• **SET TASK**: Pull out every line below that contains the word "source", in any capitalization, and copy each one in full.
BEGIN RECORDS FOR THE EXERCISE
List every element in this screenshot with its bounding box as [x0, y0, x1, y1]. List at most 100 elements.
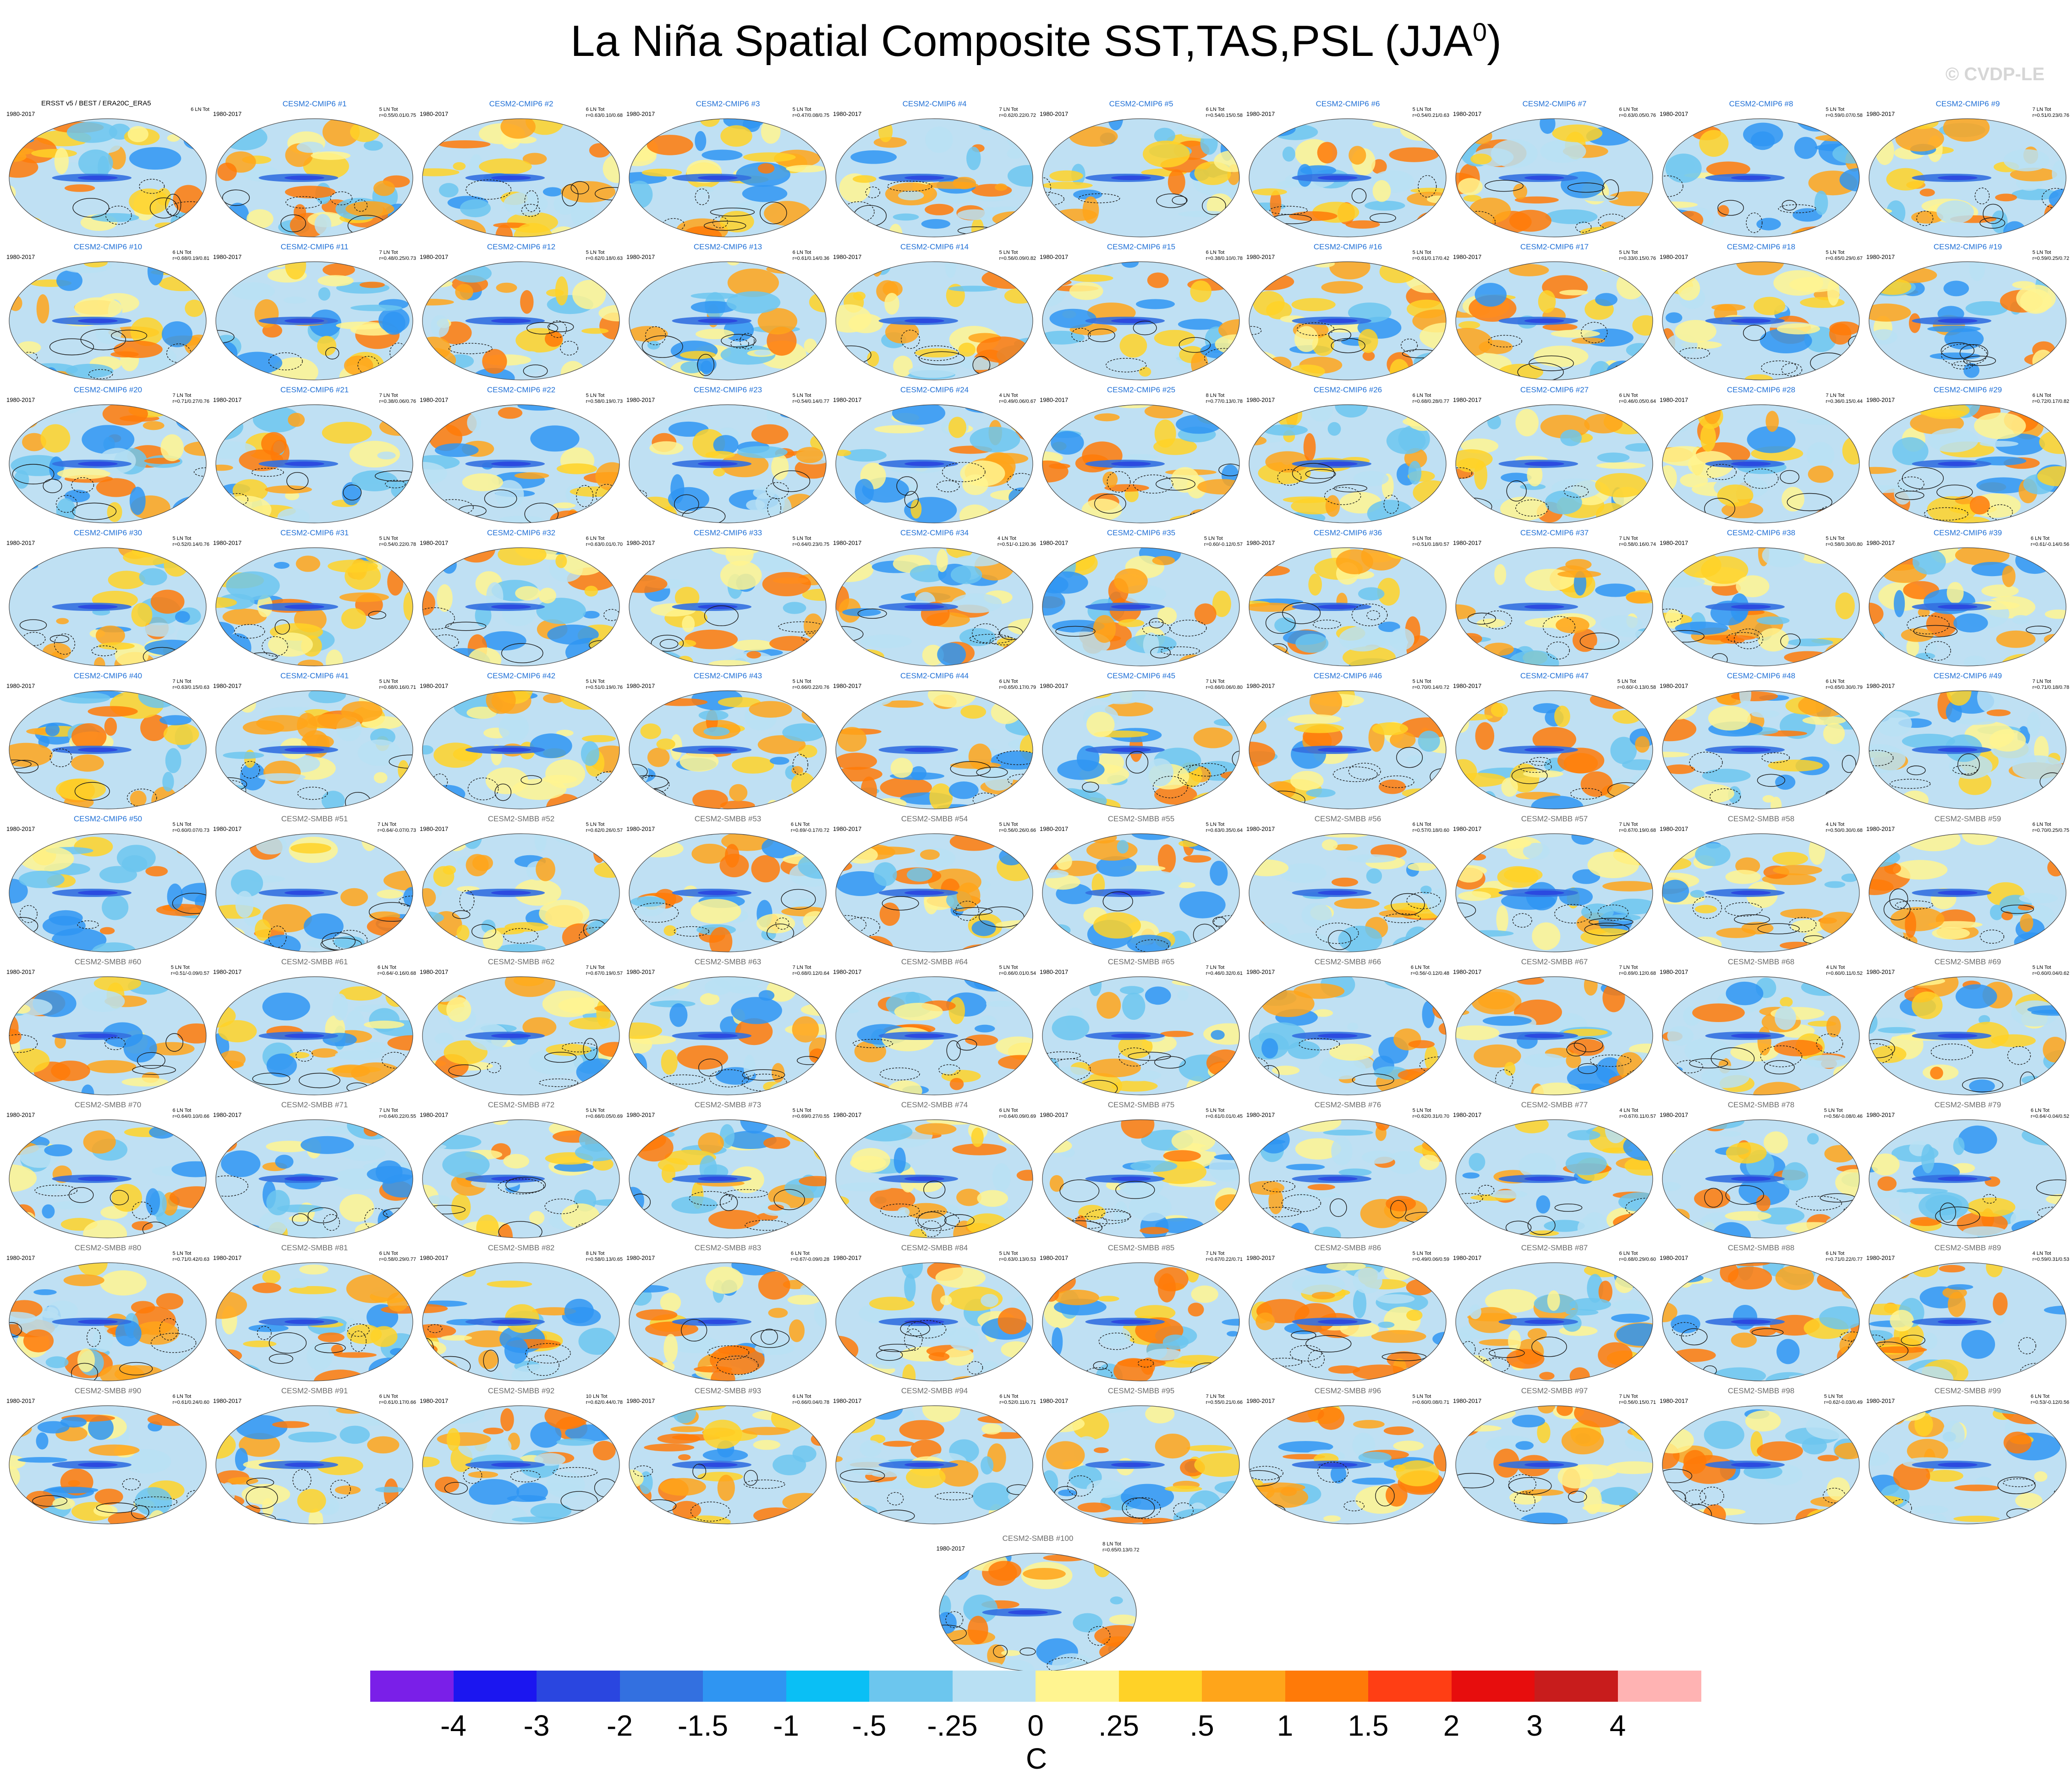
- map-outline: [1455, 118, 1653, 237]
- anomaly-patch: [1538, 290, 1556, 313]
- map-plot: [1249, 690, 1447, 809]
- anomaly-patch: [1045, 262, 1077, 277]
- anomaly-patch: [323, 263, 355, 277]
- anomaly-patch: [322, 119, 360, 147]
- anomaly-patch: [1643, 119, 1653, 128]
- psl-contour: [1277, 469, 1302, 486]
- psl-contour: [1983, 203, 2004, 224]
- map-plot: [1662, 690, 1860, 809]
- panel-title: CESM2-CMIP6 #50: [73, 814, 143, 823]
- panel-stats: 6 LN Tot r=0.72/0.17/0.82: [2033, 393, 2069, 405]
- anomaly-patch: [596, 1263, 619, 1280]
- anomaly-patch: [1475, 722, 1495, 750]
- psl-contour: [162, 939, 197, 951]
- map-plot: [1662, 833, 1860, 952]
- anomaly-patch: [1504, 1062, 1516, 1076]
- map-panel: CESM2-SMBB #85 1980-2017 7 LN Tot r=0.67/0.…: [1038, 1243, 1244, 1386]
- cold-tongue-core: [697, 891, 738, 895]
- anomaly-patch: [130, 317, 164, 346]
- anomaly-patch: [1191, 1285, 1218, 1303]
- anomaly-patch: [422, 214, 448, 228]
- cold-tongue-core: [904, 319, 944, 323]
- panel-title: CESM2-CMIP6 #6: [1316, 99, 1380, 108]
- anomaly-patch: [441, 1229, 471, 1237]
- anomaly-patch: [2044, 204, 2058, 229]
- anomaly-patch: [940, 1295, 952, 1305]
- anomaly-patch: [803, 911, 826, 931]
- panel-stats-line: 6 LN Tot: [172, 250, 192, 255]
- map-panel: CESM2-SMBB #73 1980-2017 5 LN Tot r=0.69/0.…: [625, 1100, 831, 1243]
- anomaly-patch: [1531, 796, 1584, 809]
- anomaly-patch: [595, 462, 619, 491]
- anomaly-patch: [341, 608, 367, 629]
- anomaly-patch: [994, 183, 1008, 191]
- psl-contour: [1265, 612, 1296, 634]
- cold-tongue-core: [697, 748, 738, 752]
- panel-title: CESM2-SMBB #55: [1107, 814, 1175, 823]
- map-plot: [835, 1405, 1033, 1524]
- anomaly-patch: [1428, 1132, 1446, 1143]
- cold-tongue-core: [284, 748, 324, 752]
- anomaly-patch: [1042, 588, 1065, 616]
- panel-stats-line: r=0.54/0.15/0.58: [1206, 113, 1243, 118]
- anomaly-patch: [1358, 1452, 1392, 1463]
- anomaly-patch: [1212, 590, 1231, 617]
- anomaly-patch: [47, 1300, 78, 1321]
- anomaly-patch: [2003, 149, 2050, 171]
- anomaly-patch: [720, 561, 762, 590]
- psl-contour: [629, 786, 652, 802]
- anomaly-patch: [1102, 471, 1118, 488]
- anomaly-patch: [400, 1363, 413, 1381]
- anomaly-patch: [216, 1120, 236, 1145]
- anomaly-patch: [1600, 615, 1643, 632]
- panel-stats: 5 LN Tot r=0.60/0.08/0.71: [1413, 1394, 1449, 1406]
- anomaly-patch: [427, 1134, 482, 1149]
- panel-period: 1980-2017: [6, 539, 35, 546]
- psl-contour: [184, 1225, 199, 1238]
- psl-contour: [297, 786, 328, 800]
- panel-stats-line: 5 LN Tot: [379, 107, 398, 112]
- anomaly-patch: [1594, 641, 1646, 654]
- anomaly-patch: [1415, 548, 1446, 566]
- panel-stats-line: r=0.65/0.29/0.67: [1825, 256, 1863, 261]
- map-panel: CESM2-CMIP6 #22 1980-2017 5 LN Tot r=0.58/0…: [418, 385, 625, 528]
- anomaly-patch: [216, 119, 260, 123]
- anomaly-patch: [984, 768, 1014, 791]
- anomaly-patch: [2017, 904, 2034, 911]
- cold-tongue-core: [697, 605, 738, 609]
- anomaly-patch: [971, 920, 996, 936]
- panel-stats-line: 5 LN Tot: [586, 393, 605, 398]
- anomaly-patch: [321, 791, 345, 809]
- panel-stats-line: r=0.63/0.10/0.68: [586, 113, 623, 118]
- map-panel: CESM2-CMIP6 #34 1980-2017 4 LN Tot r=0.51/-…: [831, 528, 1038, 671]
- anomaly-patch: [732, 639, 774, 651]
- anomaly-patch: [334, 936, 365, 949]
- anomaly-patch: [1422, 1001, 1435, 1028]
- anomaly-patch: [981, 1456, 994, 1475]
- anomaly-patch: [375, 1486, 405, 1493]
- panel-period: 1980-2017: [213, 110, 242, 117]
- anomaly-patch: [1096, 992, 1121, 1019]
- anomaly-patch: [1406, 755, 1426, 764]
- cold-tongue-core: [491, 462, 531, 466]
- map-panel: CESM2-SMBB #65 1980-2017 7 LN Tot r=0.46/0.…: [1038, 957, 1244, 1100]
- anomaly-patch: [1096, 856, 1137, 877]
- anomaly-patch: [812, 266, 825, 276]
- anomaly-patch: [1677, 276, 1700, 301]
- anomaly-patch: [272, 1421, 310, 1428]
- map-plot: [835, 261, 1033, 380]
- psl-contour: [80, 329, 126, 351]
- anomaly-patch: [52, 1497, 75, 1510]
- psl-contour: [1916, 210, 1934, 226]
- anomaly-patch: [725, 844, 740, 868]
- anomaly-patch: [262, 1270, 280, 1284]
- anomaly-patch: [433, 509, 457, 519]
- anomaly-patch: [479, 158, 532, 175]
- anomaly-patch: [122, 855, 148, 873]
- psl-contour: [1190, 1362, 1227, 1381]
- panel-stats-line: 6 LN Tot: [999, 679, 1018, 684]
- panel-title: CESM2-CMIP6 #24: [900, 385, 969, 394]
- map-plot: [9, 1405, 207, 1524]
- anomaly-patch: [601, 977, 619, 993]
- anomaly-patch: [351, 470, 398, 491]
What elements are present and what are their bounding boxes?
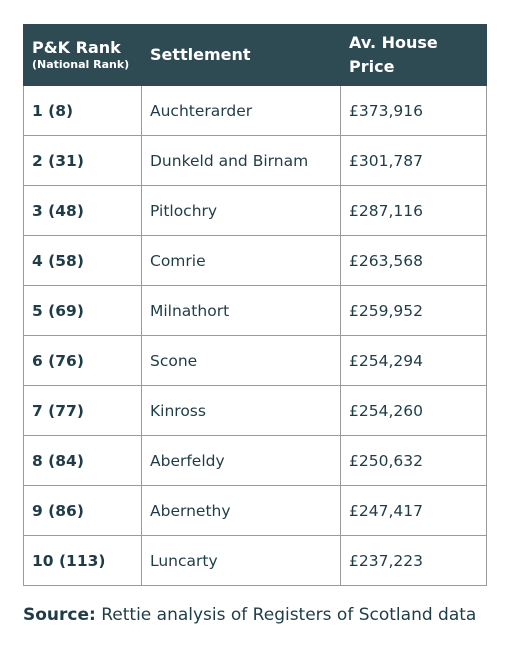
rank-cell: 3 (48) <box>23 185 142 236</box>
price-cell: £259,952 <box>340 285 487 336</box>
table-row: 4 (58) Comrie £263,568 <box>23 235 487 286</box>
settlement-cell: Scone <box>141 335 341 386</box>
table-row: 7 (77) Kinross £254,260 <box>23 385 487 436</box>
header-cell: Av. House Price <box>340 24 487 86</box>
settlement-cell: Kinross <box>141 385 341 436</box>
header-text: P&K Rank <box>32 38 121 57</box>
rank-table: P&K Rank (National Rank) Settlement Av. … <box>23 24 487 586</box>
price-cell: £254,260 <box>340 385 487 436</box>
settlement-cell: Dunkeld and Birnam <box>141 135 341 186</box>
price-cell: £237,223 <box>340 535 487 586</box>
header-cell: Settlement <box>141 24 341 86</box>
header-cell: P&K Rank (National Rank) <box>23 24 142 86</box>
settlement-cell: Luncarty <box>141 535 341 586</box>
price-cell: £287,116 <box>340 185 487 236</box>
rank-cell: 1 (8) <box>23 85 142 136</box>
settlement-cell: Abernethy <box>141 485 341 536</box>
settlement-cell: Auchterarder <box>141 85 341 136</box>
price-cell: £373,916 <box>340 85 487 136</box>
table-row: 1 (8) Auchterarder £373,916 <box>23 85 487 136</box>
price-cell: £263,568 <box>340 235 487 286</box>
source-text: Rettie analysis of Registers of Scotland… <box>101 605 477 625</box>
rank-cell: 10 (113) <box>23 535 142 586</box>
table-body: 1 (8) Auchterarder £373,916 2 (31) Dunkeld a… <box>23 85 487 586</box>
settlement-cell: Pitlochry <box>141 185 341 236</box>
table-row: 5 (69) Milnathort £259,952 <box>23 285 487 336</box>
table-row: 2 (31) Dunkeld and Birnam £301,787 <box>23 135 487 186</box>
rank-cell: 5 (69) <box>23 285 142 336</box>
settlement-cell: Comrie <box>141 235 341 286</box>
table-row: 6 (76) Scone £254,294 <box>23 335 487 386</box>
rank-cell: 2 (31) <box>23 135 142 186</box>
table-row: 10 (113) Luncarty £237,223 <box>23 535 487 586</box>
source-label: Source: <box>23 605 96 625</box>
rank-cell: 6 (76) <box>23 335 142 386</box>
rank-cell: 9 (86) <box>23 485 142 536</box>
rank-cell: 7 (77) <box>23 385 142 436</box>
header-note: (National Rank) <box>32 58 130 71</box>
source: Source: Rettie analysis of Registers of … <box>23 605 476 625</box>
settlement-cell: Milnathort <box>141 285 341 336</box>
header-row: P&K Rank (National Rank) Settlement Av. … <box>23 24 487 86</box>
settlement-cell: Aberfeldy <box>141 435 341 486</box>
rank-cell: 8 (84) <box>23 435 142 486</box>
table-row: 9 (86) Abernethy £247,417 <box>23 485 487 536</box>
price-cell: £254,294 <box>340 335 487 386</box>
rank-cell: 4 (58) <box>23 235 142 286</box>
table-row: 3 (48) Pitlochry £287,116 <box>23 185 487 236</box>
price-cell: £250,632 <box>340 435 487 486</box>
price-cell: £301,787 <box>340 135 487 186</box>
price-cell: £247,417 <box>340 485 487 536</box>
table-row: 8 (84) Aberfeldy £250,632 <box>23 435 487 486</box>
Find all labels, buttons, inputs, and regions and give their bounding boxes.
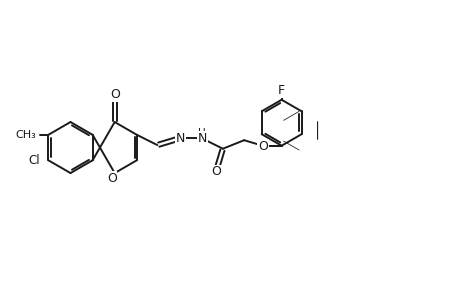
Text: Cl: Cl xyxy=(28,154,39,167)
Text: N: N xyxy=(175,132,185,145)
Text: F: F xyxy=(278,84,285,97)
Text: O: O xyxy=(211,166,221,178)
Text: O: O xyxy=(257,140,267,153)
Text: O: O xyxy=(106,172,117,185)
Text: O: O xyxy=(110,88,119,101)
Text: CH₃: CH₃ xyxy=(15,130,35,140)
Text: N: N xyxy=(197,132,207,145)
Text: H: H xyxy=(198,128,206,138)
END RECORDS FOR THE EXERCISE
• **OUTPUT BELOW**:
source-text: Rettie analysis of Registers of Scotland… <box>101 605 477 625</box>
source-label: Source: <box>23 605 96 625</box>
source: Source: Rettie analysis of Registers of … <box>23 605 476 625</box>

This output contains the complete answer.